[TASK]
Give an exact transcription of every line, dropping the images.

[MATERIAL PROVIDED]

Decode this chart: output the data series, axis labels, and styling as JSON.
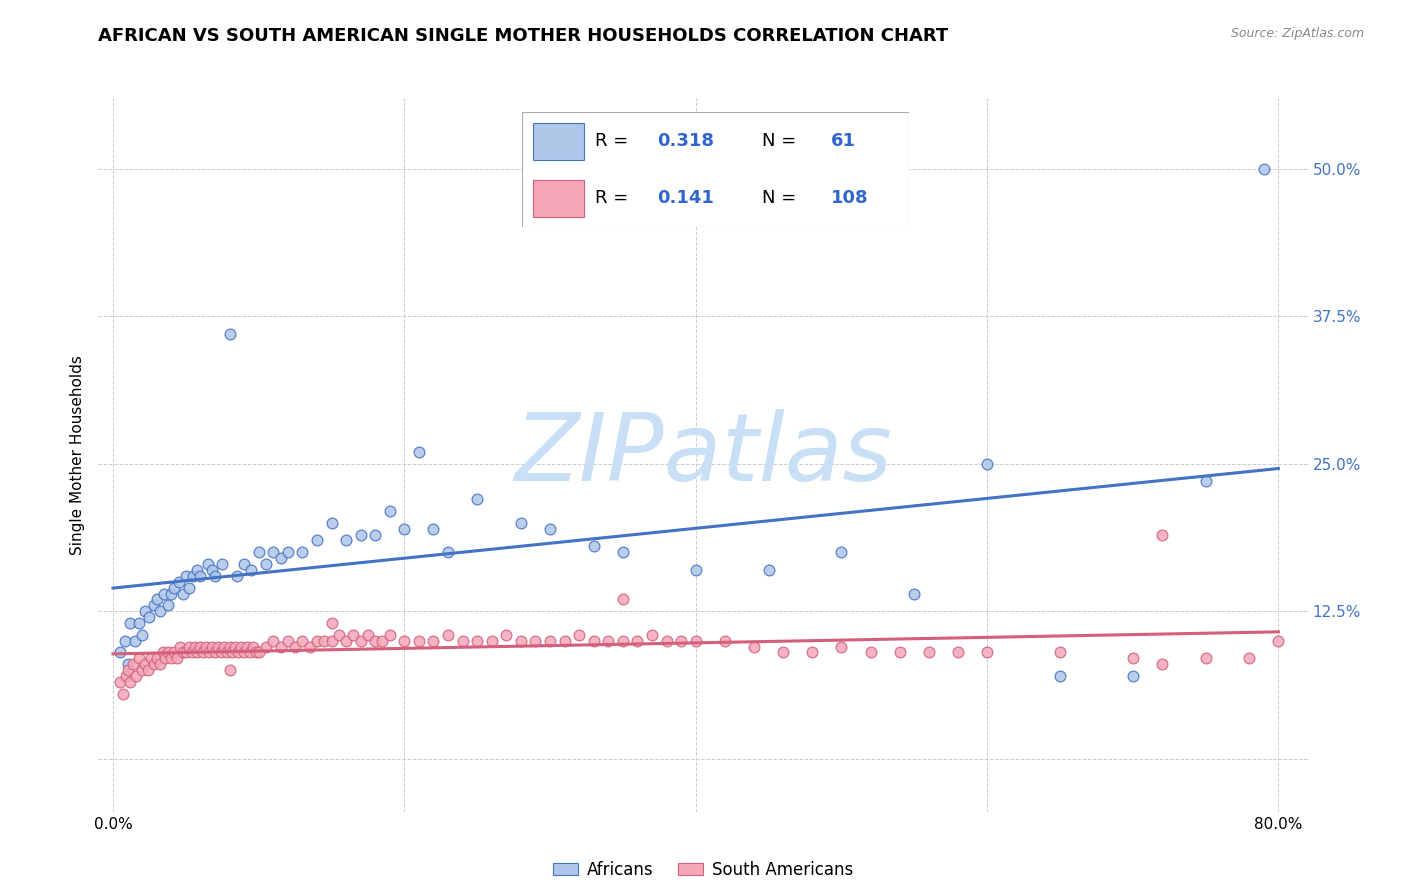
{
  "title": "AFRICAN VS SOUTH AMERICAN SINGLE MOTHER HOUSEHOLDS CORRELATION CHART",
  "source": "Source: ZipAtlas.com",
  "ylabel": "Single Mother Households",
  "african_R": 0.318,
  "african_N": 61,
  "south_american_R": 0.141,
  "south_american_N": 108,
  "african_fill_color": "#aec6e8",
  "african_edge_color": "#4472c4",
  "sa_fill_color": "#f4a7b9",
  "sa_edge_color": "#d45f7a",
  "african_line_color": "#4472c4",
  "sa_line_color": "#d45f7a",
  "legend_text_color": "#3366cc",
  "watermark_color": "#c8dff5",
  "grid_color": "#cccccc",
  "background_color": "#ffffff",
  "title_fontsize": 13,
  "tick_fontsize": 11,
  "ylabel_fontsize": 11,
  "legend_fontsize": 13,
  "ytick_positions": [
    0.0,
    0.125,
    0.25,
    0.375,
    0.5
  ],
  "ytick_labels": [
    "",
    "12.5%",
    "25.0%",
    "37.5%",
    "50.0%"
  ],
  "xlim": [
    -0.01,
    0.82
  ],
  "ylim": [
    -0.045,
    0.56
  ],
  "african_x": [
    0.005,
    0.008,
    0.01,
    0.012,
    0.015,
    0.018,
    0.02,
    0.022,
    0.025,
    0.028,
    0.03,
    0.032,
    0.035,
    0.038,
    0.04,
    0.042,
    0.045,
    0.048,
    0.05,
    0.052,
    0.055,
    0.058,
    0.06,
    0.065,
    0.068,
    0.07,
    0.075,
    0.08,
    0.085,
    0.09,
    0.095,
    0.1,
    0.105,
    0.11,
    0.115,
    0.12,
    0.13,
    0.14,
    0.15,
    0.16,
    0.17,
    0.18,
    0.19,
    0.2,
    0.21,
    0.22,
    0.23,
    0.25,
    0.28,
    0.3,
    0.33,
    0.35,
    0.4,
    0.45,
    0.5,
    0.55,
    0.6,
    0.65,
    0.7,
    0.75,
    0.79
  ],
  "african_y": [
    0.09,
    0.1,
    0.08,
    0.115,
    0.1,
    0.115,
    0.105,
    0.125,
    0.12,
    0.13,
    0.135,
    0.125,
    0.14,
    0.13,
    0.14,
    0.145,
    0.15,
    0.14,
    0.155,
    0.145,
    0.155,
    0.16,
    0.155,
    0.165,
    0.16,
    0.155,
    0.165,
    0.36,
    0.155,
    0.165,
    0.16,
    0.175,
    0.165,
    0.175,
    0.17,
    0.175,
    0.175,
    0.185,
    0.2,
    0.185,
    0.19,
    0.19,
    0.21,
    0.195,
    0.26,
    0.195,
    0.175,
    0.22,
    0.2,
    0.195,
    0.18,
    0.175,
    0.16,
    0.16,
    0.175,
    0.14,
    0.25,
    0.07,
    0.07,
    0.235,
    0.5
  ],
  "sa_x": [
    0.005,
    0.007,
    0.009,
    0.01,
    0.012,
    0.014,
    0.016,
    0.018,
    0.02,
    0.022,
    0.024,
    0.026,
    0.028,
    0.03,
    0.032,
    0.034,
    0.036,
    0.038,
    0.04,
    0.042,
    0.044,
    0.046,
    0.048,
    0.05,
    0.052,
    0.054,
    0.056,
    0.058,
    0.06,
    0.062,
    0.064,
    0.066,
    0.068,
    0.07,
    0.072,
    0.074,
    0.076,
    0.078,
    0.08,
    0.082,
    0.084,
    0.086,
    0.088,
    0.09,
    0.092,
    0.094,
    0.096,
    0.098,
    0.1,
    0.105,
    0.11,
    0.115,
    0.12,
    0.125,
    0.13,
    0.135,
    0.14,
    0.145,
    0.15,
    0.155,
    0.16,
    0.165,
    0.17,
    0.175,
    0.18,
    0.185,
    0.19,
    0.2,
    0.21,
    0.22,
    0.23,
    0.24,
    0.25,
    0.26,
    0.27,
    0.28,
    0.29,
    0.3,
    0.31,
    0.32,
    0.33,
    0.34,
    0.35,
    0.36,
    0.37,
    0.38,
    0.39,
    0.4,
    0.42,
    0.44,
    0.46,
    0.48,
    0.5,
    0.52,
    0.54,
    0.56,
    0.58,
    0.6,
    0.65,
    0.7,
    0.72,
    0.75,
    0.78,
    0.8,
    0.72,
    0.35,
    0.15,
    0.08
  ],
  "sa_y": [
    0.065,
    0.055,
    0.07,
    0.075,
    0.065,
    0.08,
    0.07,
    0.085,
    0.075,
    0.08,
    0.075,
    0.085,
    0.08,
    0.085,
    0.08,
    0.09,
    0.085,
    0.09,
    0.085,
    0.09,
    0.085,
    0.095,
    0.09,
    0.09,
    0.095,
    0.09,
    0.095,
    0.09,
    0.095,
    0.09,
    0.095,
    0.09,
    0.095,
    0.09,
    0.095,
    0.09,
    0.095,
    0.09,
    0.095,
    0.09,
    0.095,
    0.09,
    0.095,
    0.09,
    0.095,
    0.09,
    0.095,
    0.09,
    0.09,
    0.095,
    0.1,
    0.095,
    0.1,
    0.095,
    0.1,
    0.095,
    0.1,
    0.1,
    0.1,
    0.105,
    0.1,
    0.105,
    0.1,
    0.105,
    0.1,
    0.1,
    0.105,
    0.1,
    0.1,
    0.1,
    0.105,
    0.1,
    0.1,
    0.1,
    0.105,
    0.1,
    0.1,
    0.1,
    0.1,
    0.105,
    0.1,
    0.1,
    0.1,
    0.1,
    0.105,
    0.1,
    0.1,
    0.1,
    0.1,
    0.095,
    0.09,
    0.09,
    0.095,
    0.09,
    0.09,
    0.09,
    0.09,
    0.09,
    0.09,
    0.085,
    0.08,
    0.085,
    0.085,
    0.1,
    0.19,
    0.135,
    0.115,
    0.075
  ]
}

[PROBLEM SOLUTION]
Decode this chart: output the data series, axis labels, and styling as JSON.
{
  "title": "AFRICAN VS SOUTH AMERICAN SINGLE MOTHER HOUSEHOLDS CORRELATION CHART",
  "source": "Source: ZipAtlas.com",
  "ylabel": "Single Mother Households",
  "african_R": 0.318,
  "african_N": 61,
  "south_american_R": 0.141,
  "south_american_N": 108,
  "african_fill_color": "#aec6e8",
  "african_edge_color": "#4472c4",
  "sa_fill_color": "#f4a7b9",
  "sa_edge_color": "#d45f7a",
  "african_line_color": "#4472c4",
  "sa_line_color": "#d45f7a",
  "legend_text_color": "#3366cc",
  "watermark_color": "#c8dff5",
  "grid_color": "#cccccc",
  "background_color": "#ffffff",
  "title_fontsize": 13,
  "tick_fontsize": 11,
  "ylabel_fontsize": 11,
  "legend_fontsize": 13,
  "ytick_positions": [
    0.0,
    0.125,
    0.25,
    0.375,
    0.5
  ],
  "ytick_labels": [
    "",
    "12.5%",
    "25.0%",
    "37.5%",
    "50.0%"
  ],
  "xlim": [
    -0.01,
    0.82
  ],
  "ylim": [
    -0.045,
    0.56
  ],
  "african_x": [
    0.005,
    0.008,
    0.01,
    0.012,
    0.015,
    0.018,
    0.02,
    0.022,
    0.025,
    0.028,
    0.03,
    0.032,
    0.035,
    0.038,
    0.04,
    0.042,
    0.045,
    0.048,
    0.05,
    0.052,
    0.055,
    0.058,
    0.06,
    0.065,
    0.068,
    0.07,
    0.075,
    0.08,
    0.085,
    0.09,
    0.095,
    0.1,
    0.105,
    0.11,
    0.115,
    0.12,
    0.13,
    0.14,
    0.15,
    0.16,
    0.17,
    0.18,
    0.19,
    0.2,
    0.21,
    0.22,
    0.23,
    0.25,
    0.28,
    0.3,
    0.33,
    0.35,
    0.4,
    0.45,
    0.5,
    0.55,
    0.6,
    0.65,
    0.7,
    0.75,
    0.79
  ],
  "african_y": [
    0.09,
    0.1,
    0.08,
    0.115,
    0.1,
    0.115,
    0.105,
    0.125,
    0.12,
    0.13,
    0.135,
    0.125,
    0.14,
    0.13,
    0.14,
    0.145,
    0.15,
    0.14,
    0.155,
    0.145,
    0.155,
    0.16,
    0.155,
    0.165,
    0.16,
    0.155,
    0.165,
    0.36,
    0.155,
    0.165,
    0.16,
    0.175,
    0.165,
    0.175,
    0.17,
    0.175,
    0.175,
    0.185,
    0.2,
    0.185,
    0.19,
    0.19,
    0.21,
    0.195,
    0.26,
    0.195,
    0.175,
    0.22,
    0.2,
    0.195,
    0.18,
    0.175,
    0.16,
    0.16,
    0.175,
    0.14,
    0.25,
    0.07,
    0.07,
    0.235,
    0.5
  ],
  "sa_x": [
    0.005,
    0.007,
    0.009,
    0.01,
    0.012,
    0.014,
    0.016,
    0.018,
    0.02,
    0.022,
    0.024,
    0.026,
    0.028,
    0.03,
    0.032,
    0.034,
    0.036,
    0.038,
    0.04,
    0.042,
    0.044,
    0.046,
    0.048,
    0.05,
    0.052,
    0.054,
    0.056,
    0.058,
    0.06,
    0.062,
    0.064,
    0.066,
    0.068,
    0.07,
    0.072,
    0.074,
    0.076,
    0.078,
    0.08,
    0.082,
    0.084,
    0.086,
    0.088,
    0.09,
    0.092,
    0.094,
    0.096,
    0.098,
    0.1,
    0.105,
    0.11,
    0.115,
    0.12,
    0.125,
    0.13,
    0.135,
    0.14,
    0.145,
    0.15,
    0.155,
    0.16,
    0.165,
    0.17,
    0.175,
    0.18,
    0.185,
    0.19,
    0.2,
    0.21,
    0.22,
    0.23,
    0.24,
    0.25,
    0.26,
    0.27,
    0.28,
    0.29,
    0.3,
    0.31,
    0.32,
    0.33,
    0.34,
    0.35,
    0.36,
    0.37,
    0.38,
    0.39,
    0.4,
    0.42,
    0.44,
    0.46,
    0.48,
    0.5,
    0.52,
    0.54,
    0.56,
    0.58,
    0.6,
    0.65,
    0.7,
    0.72,
    0.75,
    0.78,
    0.8,
    0.72,
    0.35,
    0.15,
    0.08
  ],
  "sa_y": [
    0.065,
    0.055,
    0.07,
    0.075,
    0.065,
    0.08,
    0.07,
    0.085,
    0.075,
    0.08,
    0.075,
    0.085,
    0.08,
    0.085,
    0.08,
    0.09,
    0.085,
    0.09,
    0.085,
    0.09,
    0.085,
    0.095,
    0.09,
    0.09,
    0.095,
    0.09,
    0.095,
    0.09,
    0.095,
    0.09,
    0.095,
    0.09,
    0.095,
    0.09,
    0.095,
    0.09,
    0.095,
    0.09,
    0.095,
    0.09,
    0.095,
    0.09,
    0.095,
    0.09,
    0.095,
    0.09,
    0.095,
    0.09,
    0.09,
    0.095,
    0.1,
    0.095,
    0.1,
    0.095,
    0.1,
    0.095,
    0.1,
    0.1,
    0.1,
    0.105,
    0.1,
    0.105,
    0.1,
    0.105,
    0.1,
    0.1,
    0.105,
    0.1,
    0.1,
    0.1,
    0.105,
    0.1,
    0.1,
    0.1,
    0.105,
    0.1,
    0.1,
    0.1,
    0.1,
    0.105,
    0.1,
    0.1,
    0.1,
    0.1,
    0.105,
    0.1,
    0.1,
    0.1,
    0.1,
    0.095,
    0.09,
    0.09,
    0.095,
    0.09,
    0.09,
    0.09,
    0.09,
    0.09,
    0.09,
    0.085,
    0.08,
    0.085,
    0.085,
    0.1,
    0.19,
    0.135,
    0.115,
    0.075
  ]
}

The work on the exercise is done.